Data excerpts
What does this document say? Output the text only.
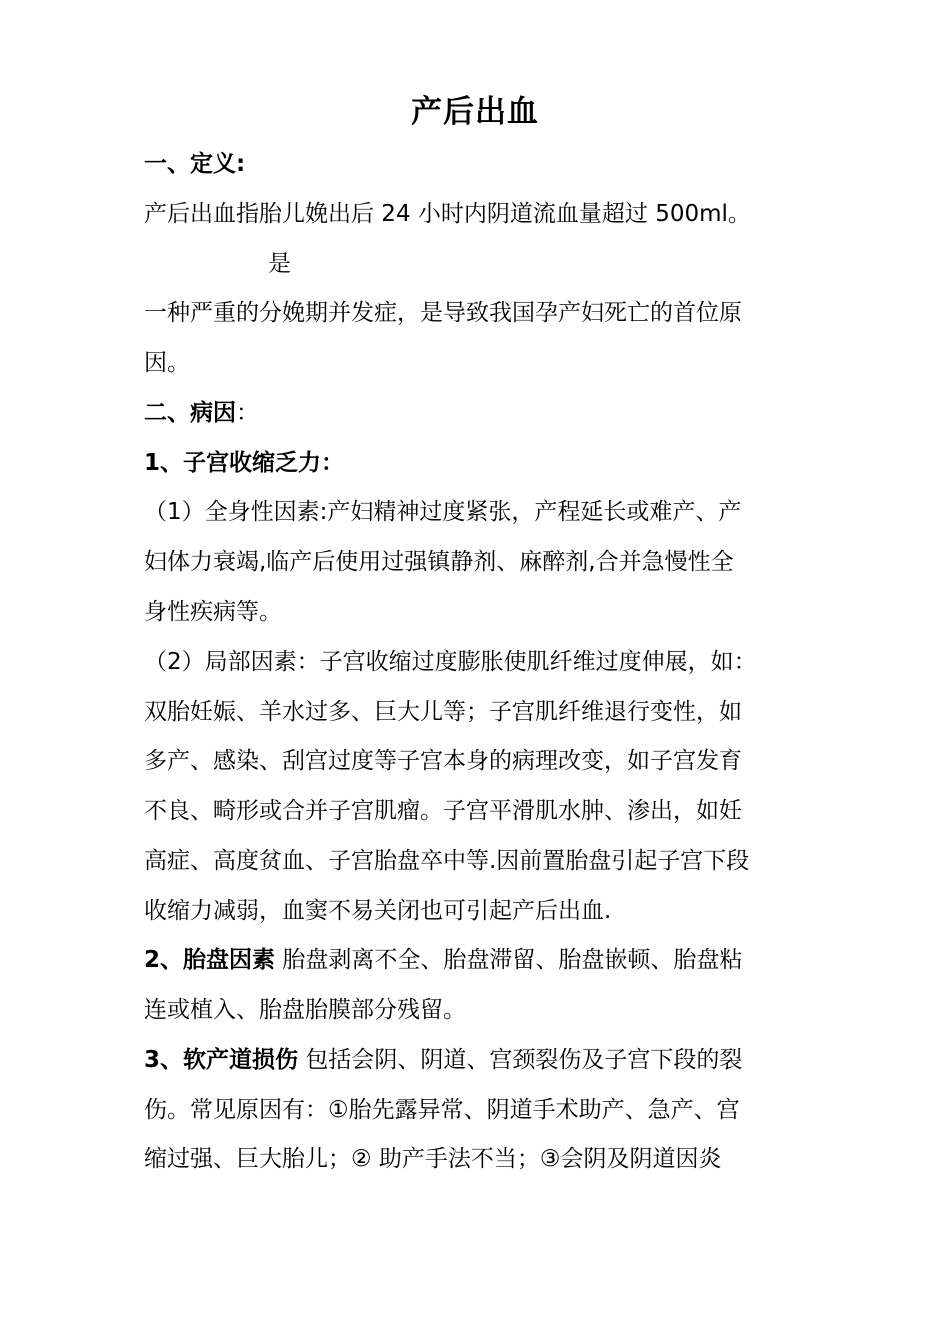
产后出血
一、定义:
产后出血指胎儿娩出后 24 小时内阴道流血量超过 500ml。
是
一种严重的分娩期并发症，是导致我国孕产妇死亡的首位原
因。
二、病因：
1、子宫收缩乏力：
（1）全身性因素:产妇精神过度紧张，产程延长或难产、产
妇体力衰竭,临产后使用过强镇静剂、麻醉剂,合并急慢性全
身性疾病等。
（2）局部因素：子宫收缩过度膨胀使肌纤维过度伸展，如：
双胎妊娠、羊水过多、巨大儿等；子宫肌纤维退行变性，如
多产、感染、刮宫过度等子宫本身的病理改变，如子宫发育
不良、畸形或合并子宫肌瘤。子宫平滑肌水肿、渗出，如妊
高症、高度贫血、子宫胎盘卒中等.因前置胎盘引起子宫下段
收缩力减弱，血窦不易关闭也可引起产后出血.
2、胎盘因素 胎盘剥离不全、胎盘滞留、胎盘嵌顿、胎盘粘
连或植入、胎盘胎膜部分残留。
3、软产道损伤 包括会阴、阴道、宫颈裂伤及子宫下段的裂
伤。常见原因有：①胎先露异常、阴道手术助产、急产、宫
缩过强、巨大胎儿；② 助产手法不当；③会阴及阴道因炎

- PROBLEM STATEMENT:
Reproduce every record word for word. The copy must contain no pictures.

- SOLUTION TO THIS TASK:
What does this document say? Output the text only.
产后出血
一、定义:
产后出血指胎儿娩出后 24 小时内阴道流血量超过 500ml。
是
一种严重的分娩期并发症，是导致我国孕产妇死亡的首位原
因。
二、病因：
1、子宫收缩乏力：
（1）全身性因素:产妇精神过度紧张，产程延长或难产、产
妇体力衰竭,临产后使用过强镇静剂、麻醉剂,合并急慢性全
身性疾病等。
（2）局部因素：子宫收缩过度膨胀使肌纤维过度伸展，如：
双胎妊娠、羊水过多、巨大儿等；子宫肌纤维退行变性，如
多产、感染、刮宫过度等子宫本身的病理改变，如子宫发育
不良、畸形或合并子宫肌瘤。子宫平滑肌水肿、渗出，如妊
高症、高度贫血、子宫胎盘卒中等.因前置胎盘引起子宫下段
收缩力减弱，血窦不易关闭也可引起产后出血.
2、胎盘因素 胎盘剥离不全、胎盘滞留、胎盘嵌顿、胎盘粘
连或植入、胎盘胎膜部分残留。
3、软产道损伤 包括会阴、阴道、宫颈裂伤及子宫下段的裂
伤。常见原因有：①胎先露异常、阴道手术助产、急产、宫
缩过强、巨大胎儿；② 助产手法不当；③会阴及阴道因炎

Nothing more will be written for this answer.